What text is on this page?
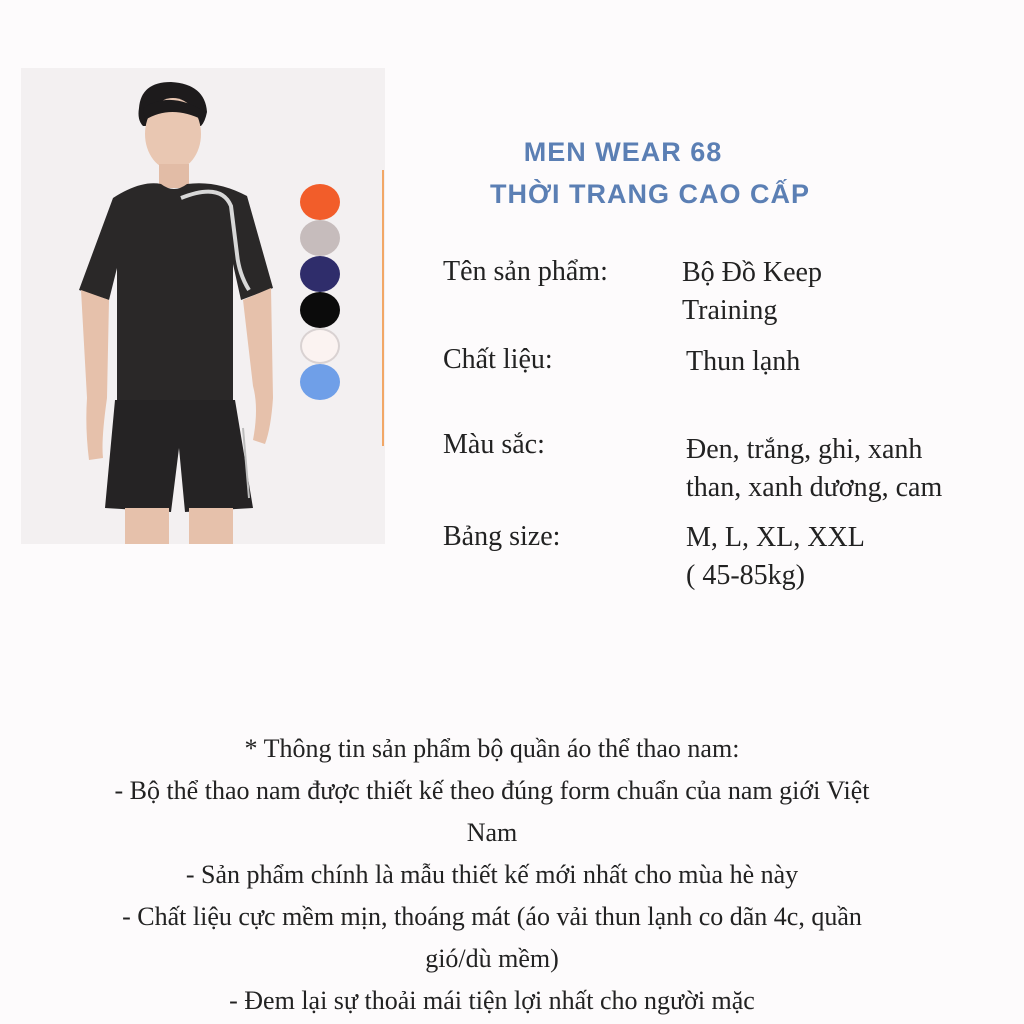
MEN WEAR 68
THỜI TRANG CAO CẤP
Tên sản phẩm:	Bộ Đồ Keep
Training
Chất liệu:	Thun lạnh
Màu sắc:	Đen, trắng, ghi, xanh
than, xanh dương, cam
Bảng size:	M, L, XL, XXL
( 45-85kg)
* Thông tin sản phẩm bộ quần áo thể thao nam:
- Bộ thể thao nam được thiết kế theo đúng form chuẩn của nam giới Việt
Nam
- Sản phẩm chính là mẫu thiết kế mới nhất cho mùa hè này
- Chất liệu cực mềm mịn, thoáng mát (áo vải thun lạnh co dãn 4c, quần
gió/dù mềm)
- Đem lại sự thoải mái tiện lợi nhất cho người mặc
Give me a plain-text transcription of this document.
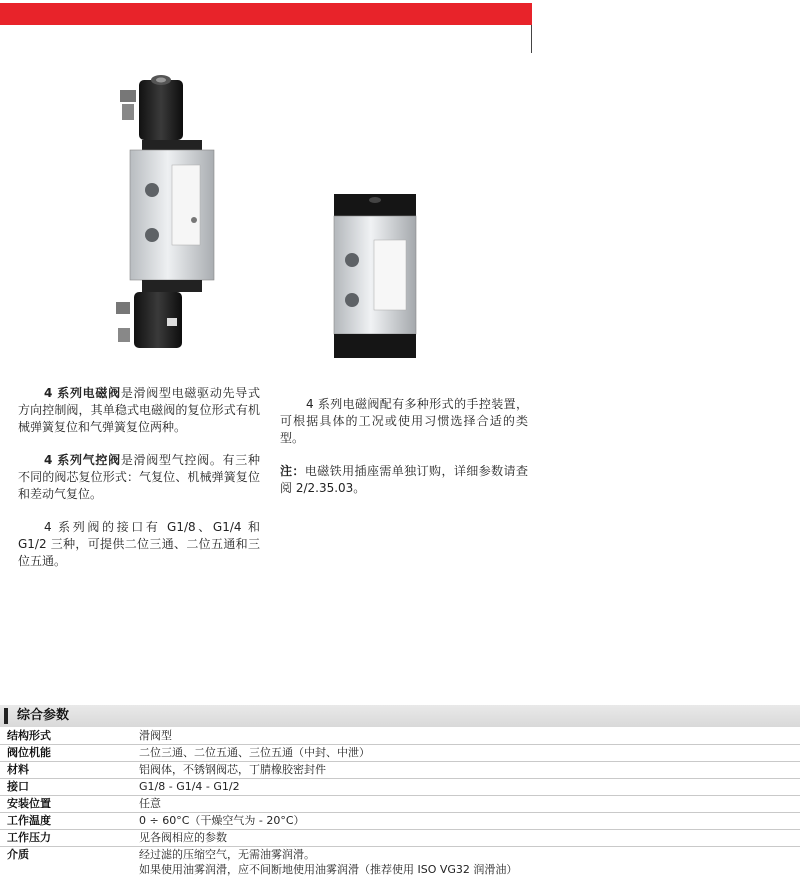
4 系列电磁阀是滑阀型电磁驱动先导式方向控制阀，其单稳式电磁阀的复位形式有机械弹簧复位和气弹簧复位两种。

4 系列气控阀是滑阀型气控阀。有三种不同的阀芯复位形式：气复位、机械弹簧复位和差动气复位。

4 系列阀的接口有 G1/8、G1/4 和 G1/2 三种，可提供二位三通、二位五通和三位五通。

4 系列电磁阀配有多种形式的手控装置，可根据具体的工况或使用习惯选择合适的类型。

注：电磁铁用插座需单独订购，详细参数请查阅 2/2.35.03。

综合参数
结构形式	滑阀型
阀位机能	二位三通、二位五通、三位五通（中封、中泄）
材料	铝阀体，不锈钢阀芯，丁腈橡胶密封件
接口	G1/8 - G1/4 - G1/2
安装位置	任意
工作温度	0 ÷ 60°C（干燥空气为 - 20°C）
工作压力	见各阀相应的参数
介质	经过滤的压缩空气，无需油雾润滑。
如果使用油雾润滑，应不间断地使用油雾润滑（推荐使用 ISO VG32 润滑油）
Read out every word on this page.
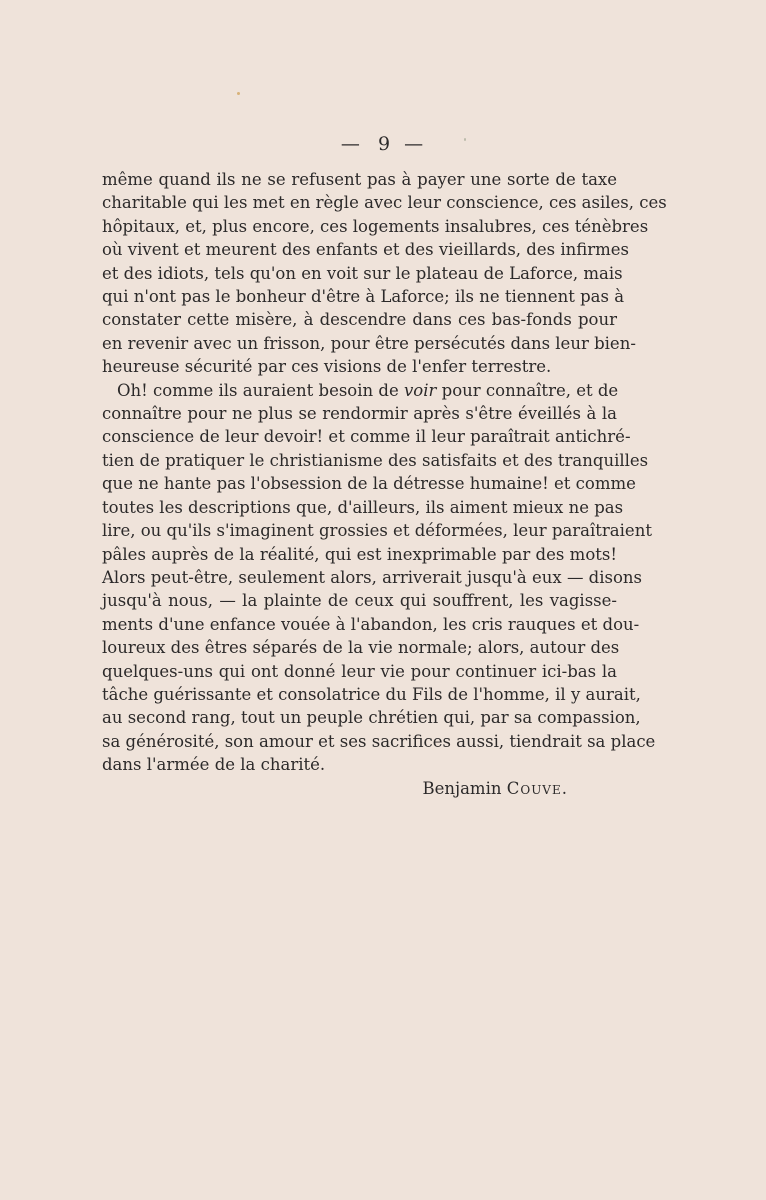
— 9 —
même quand ils ne se refusent pas à payer une sorte de taxe
charitable qui les met en règle avec leur conscience, ces asiles, ces
hôpitaux, et, plus encore, ces logements insalubres, ces ténèbres
où vivent et meurent des enfants et des vieillards, des infirmes
et des idiots, tels qu'on en voit sur le plateau de Laforce, mais
qui n'ont pas le bonheur d'être à Laforce; ils ne tiennent pas à
constater cette misère, à descendre dans ces bas-fonds pour
en revenir avec un frisson, pour être persécutés dans leur bien-
heureuse sécurité par ces visions de l'enfer terrestre.
Oh! comme ils auraient besoin de voir pour connaître, et de
connaître pour ne plus se rendormir après s'être éveillés à la
conscience de leur devoir! et comme il leur paraîtrait antichré-
tien de pratiquer le christianisme des satisfaits et des tranquilles
que ne hante pas l'obsession de la détresse humaine! et comme
toutes les descriptions que, d'ailleurs, ils aiment mieux ne pas
lire, ou qu'ils s'imaginent grossies et déformées, leur paraîtraient
pâles auprès de la réalité, qui est inexprimable par des mots!
Alors peut-être, seulement alors, arriverait jusqu'à eux — disons
jusqu'à nous, — la plainte de ceux qui souffrent, les vagisse-
ments d'une enfance vouée à l'abandon, les cris rauques et dou-
loureux des êtres séparés de la vie normale; alors, autour des
quelques-uns qui ont donné leur vie pour continuer ici-bas la
tâche guérissante et consolatrice du Fils de l'homme, il y aurait,
au second rang, tout un peuple chrétien qui, par sa compassion,
sa générosité, son amour et ses sacrifices aussi, tiendrait sa place
dans l'armée de la charité.
Benjamin Couve.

++++

### [TO DO]
In the material above, find each line that contains the word "phẩm", and select it.

### [TASK ANSWER]
Tên sản phẩm:	Bộ Đồ Keep
* Thông tin sản phẩm bộ quần áo thể thao nam:
- Sản phẩm chính là mẫu thiết kế mới nhất cho mùa hè này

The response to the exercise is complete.